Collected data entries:
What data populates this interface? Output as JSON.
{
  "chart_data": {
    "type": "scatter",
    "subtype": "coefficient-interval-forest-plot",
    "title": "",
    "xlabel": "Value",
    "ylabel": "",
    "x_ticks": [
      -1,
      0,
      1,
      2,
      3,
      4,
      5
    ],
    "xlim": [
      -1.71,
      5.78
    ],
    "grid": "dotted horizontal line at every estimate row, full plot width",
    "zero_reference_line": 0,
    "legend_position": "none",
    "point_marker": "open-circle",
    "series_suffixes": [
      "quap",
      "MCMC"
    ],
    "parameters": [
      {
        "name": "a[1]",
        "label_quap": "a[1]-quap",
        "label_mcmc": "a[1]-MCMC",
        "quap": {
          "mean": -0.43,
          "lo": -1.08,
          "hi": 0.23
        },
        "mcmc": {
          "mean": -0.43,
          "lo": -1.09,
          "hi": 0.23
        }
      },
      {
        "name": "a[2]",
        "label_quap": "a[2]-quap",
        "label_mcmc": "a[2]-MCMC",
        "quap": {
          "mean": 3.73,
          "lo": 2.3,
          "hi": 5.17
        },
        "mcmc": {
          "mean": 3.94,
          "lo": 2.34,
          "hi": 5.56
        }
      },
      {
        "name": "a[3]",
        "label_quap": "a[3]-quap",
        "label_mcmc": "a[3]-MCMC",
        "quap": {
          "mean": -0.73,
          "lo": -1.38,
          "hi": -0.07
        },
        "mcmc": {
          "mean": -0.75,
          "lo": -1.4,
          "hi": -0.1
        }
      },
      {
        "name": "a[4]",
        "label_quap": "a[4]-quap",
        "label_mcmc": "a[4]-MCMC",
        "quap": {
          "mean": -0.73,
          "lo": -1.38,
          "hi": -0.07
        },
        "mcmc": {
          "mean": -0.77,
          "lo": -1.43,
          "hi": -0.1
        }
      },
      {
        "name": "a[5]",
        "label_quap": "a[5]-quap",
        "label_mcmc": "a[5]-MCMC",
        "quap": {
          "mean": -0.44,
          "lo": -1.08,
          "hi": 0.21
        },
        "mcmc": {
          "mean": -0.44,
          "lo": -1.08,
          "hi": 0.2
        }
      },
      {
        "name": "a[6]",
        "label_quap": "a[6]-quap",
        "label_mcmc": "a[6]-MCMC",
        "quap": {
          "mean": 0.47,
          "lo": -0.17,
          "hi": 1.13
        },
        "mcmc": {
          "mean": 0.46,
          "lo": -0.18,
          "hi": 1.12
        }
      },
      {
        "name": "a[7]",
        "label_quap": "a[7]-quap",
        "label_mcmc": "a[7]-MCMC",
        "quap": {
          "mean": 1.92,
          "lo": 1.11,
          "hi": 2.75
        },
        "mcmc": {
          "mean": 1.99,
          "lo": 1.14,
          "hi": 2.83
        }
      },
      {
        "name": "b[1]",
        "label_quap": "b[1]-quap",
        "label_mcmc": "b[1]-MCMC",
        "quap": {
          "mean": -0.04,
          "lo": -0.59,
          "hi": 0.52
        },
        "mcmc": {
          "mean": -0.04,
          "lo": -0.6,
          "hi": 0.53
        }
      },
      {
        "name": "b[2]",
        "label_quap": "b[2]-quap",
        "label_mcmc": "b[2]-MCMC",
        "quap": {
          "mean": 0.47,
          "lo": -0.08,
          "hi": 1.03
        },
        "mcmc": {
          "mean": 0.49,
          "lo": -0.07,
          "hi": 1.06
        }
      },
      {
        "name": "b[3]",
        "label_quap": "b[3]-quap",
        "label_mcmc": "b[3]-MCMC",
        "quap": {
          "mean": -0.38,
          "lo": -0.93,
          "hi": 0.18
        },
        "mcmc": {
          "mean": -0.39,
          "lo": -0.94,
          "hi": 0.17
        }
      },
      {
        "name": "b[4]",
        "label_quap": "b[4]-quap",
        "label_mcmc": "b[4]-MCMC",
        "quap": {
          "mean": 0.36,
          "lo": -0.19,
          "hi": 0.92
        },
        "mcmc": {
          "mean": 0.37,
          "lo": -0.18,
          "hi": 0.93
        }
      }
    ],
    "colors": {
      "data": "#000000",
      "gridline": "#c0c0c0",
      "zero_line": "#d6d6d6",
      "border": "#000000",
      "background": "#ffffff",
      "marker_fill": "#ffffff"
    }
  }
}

— Short exercise —
Repeat each record exactly, leaving nothing out.

— The reply —
What data populates this interface? Output as JSON.
{
  "chart_data": {
    "type": "scatter",
    "subtype": "coefficient-interval-forest-plot",
    "title": "",
    "xlabel": "Value",
    "ylabel": "",
    "x_ticks": [
      -1,
      0,
      1,
      2,
      3,
      4,
      5
    ],
    "xlim": [
      -1.71,
      5.78
    ],
    "grid": "dotted horizontal line at every estimate row, full plot width",
    "zero_reference_line": 0,
    "legend_position": "none",
    "point_marker": "open-circle",
    "series_suffixes": [
      "quap",
      "MCMC"
    ],
    "parameters": [
      {
        "name": "a[1]",
        "label_quap": "a[1]-quap",
        "label_mcmc": "a[1]-MCMC",
        "quap": {
          "mean": -0.43,
          "lo": -1.08,
          "hi": 0.23
        },
        "mcmc": {
          "mean": -0.43,
          "lo": -1.09,
          "hi": 0.23
        }
      },
      {
        "name": "a[2]",
        "label_quap": "a[2]-quap",
        "label_mcmc": "a[2]-MCMC",
        "quap": {
          "mean": 3.73,
          "lo": 2.3,
          "hi": 5.17
        },
        "mcmc": {
          "mean": 3.94,
          "lo": 2.34,
          "hi": 5.56
        }
      },
      {
        "name": "a[3]",
        "label_quap": "a[3]-quap",
        "label_mcmc": "a[3]-MCMC",
        "quap": {
          "mean": -0.73,
          "lo": -1.38,
          "hi": -0.07
        },
        "mcmc": {
          "mean": -0.75,
          "lo": -1.4,
          "hi": -0.1
        }
      },
      {
        "name": "a[4]",
        "label_quap": "a[4]-quap",
        "label_mcmc": "a[4]-MCMC",
        "quap": {
          "mean": -0.73,
          "lo": -1.38,
          "hi": -0.07
        },
        "mcmc": {
          "mean": -0.77,
          "lo": -1.43,
          "hi": -0.1
        }
      },
      {
        "name": "a[5]",
        "label_quap": "a[5]-quap",
        "label_mcmc": "a[5]-MCMC",
        "quap": {
          "mean": -0.44,
          "lo": -1.08,
          "hi": 0.21
        },
        "mcmc": {
          "mean": -0.44,
          "lo": -1.08,
          "hi": 0.2
        }
      },
      {
        "name": "a[6]",
        "label_quap": "a[6]-quap",
        "label_mcmc": "a[6]-MCMC",
        "quap": {
          "mean": 0.47,
          "lo": -0.17,
          "hi": 1.13
        },
        "mcmc": {
          "mean": 0.46,
          "lo": -0.18,
          "hi": 1.12
        }
      },
      {
        "name": "a[7]",
        "label_quap": "a[7]-quap",
        "label_mcmc": "a[7]-MCMC",
        "quap": {
          "mean": 1.92,
          "lo": 1.11,
          "hi": 2.75
        },
        "mcmc": {
          "mean": 1.99,
          "lo": 1.14,
          "hi": 2.83
        }
      },
      {
        "name": "b[1]",
        "label_quap": "b[1]-quap",
        "label_mcmc": "b[1]-MCMC",
        "quap": {
          "mean": -0.04,
          "lo": -0.59,
          "hi": 0.52
        },
        "mcmc": {
          "mean": -0.04,
          "lo": -0.6,
          "hi": 0.53
        }
      },
      {
        "name": "b[2]",
        "label_quap": "b[2]-quap",
        "label_mcmc": "b[2]-MCMC",
        "quap": {
          "mean": 0.47,
          "lo": -0.08,
          "hi": 1.03
        },
        "mcmc": {
          "mean": 0.49,
          "lo": -0.07,
          "hi": 1.06
        }
      },
      {
        "name": "b[3]",
        "label_quap": "b[3]-quap",
        "label_mcmc": "b[3]-MCMC",
        "quap": {
          "mean": -0.38,
          "lo": -0.93,
          "hi": 0.18
        },
        "mcmc": {
          "mean": -0.39,
          "lo": -0.94,
          "hi": 0.17
        }
      },
      {
        "name": "b[4]",
        "label_quap": "b[4]-quap",
        "label_mcmc": "b[4]-MCMC",
        "quap": {
          "mean": 0.36,
          "lo": -0.19,
          "hi": 0.92
        },
        "mcmc": {
          "mean": 0.37,
          "lo": -0.18,
          "hi": 0.93
        }
      }
    ],
    "colors": {
      "data": "#000000",
      "gridline": "#c0c0c0",
      "zero_line": "#d6d6d6",
      "border": "#000000",
      "background": "#ffffff",
      "marker_fill": "#ffffff"
    }
  }
}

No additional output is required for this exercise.